• Text:
Jon Platt is an American music-publishing executive and a former DJ. He is Chairman and CEO of Sony Music Publishing after having spent 17 years at EMI Music Publishing.

Early life
Although he was born in Philadelphia, Platt considers Denver his hometown; his childhood bounced him from Park Hill to Aurora before he landed firmly in Montbello, where he grew up from the time he was in the fifth grade. He and several siblings were raised there by his mother, who worked security at Rocky Flats to support her family.

Career

DJ
While working at a Dave Cook sporting goods store in Aurora, Platt met a friend who taught him DJing. From 1985 to 1989, he DJed at Norman's Place, building an audience for himself through word of mouth. He then founded his own party event at a ballroom in a Quality Inn, which was profitable. However, a murder took place at Platt's 26th birthday party in 1990, and the negative press that followed brought that run to an end. A friend convinced him to rebuild, and he successfully got a following going again, drawing patrons to the club Maximilian's.

• What is asked:
1. Decide whether each statement agrees with the text about Jon Platt: (a) Platt was born in Denver. (b) Platt DJed at Norman's Place from 1985 to 1989. (c) Platt spent 17 years at EMI Music Publishing. Answer yes or no for each, quoting the words from the text that decide it.
2. According to the text about Jon Platt, what job did his mother do to support the family?

• Supplied material:
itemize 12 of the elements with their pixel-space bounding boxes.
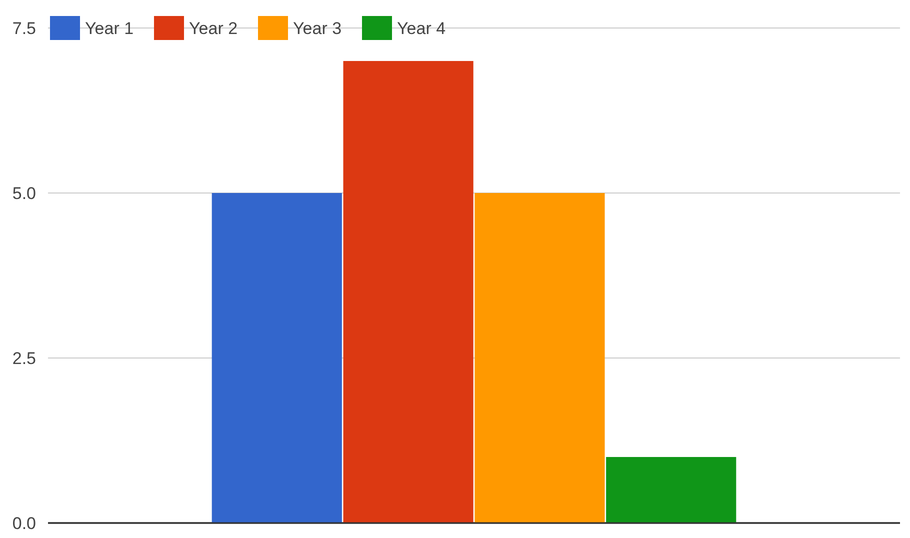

• Task answers:
1.
(a) No: "Although he was born in Philadelphia, Platt considers Denver his hometown"
(b) Yes: "From 1985 to 1989, he DJed at Norman's Place"
(c) Yes: "after having spent 17 years at EMI Music Publishing"

2. She worked security at Rocky Flats.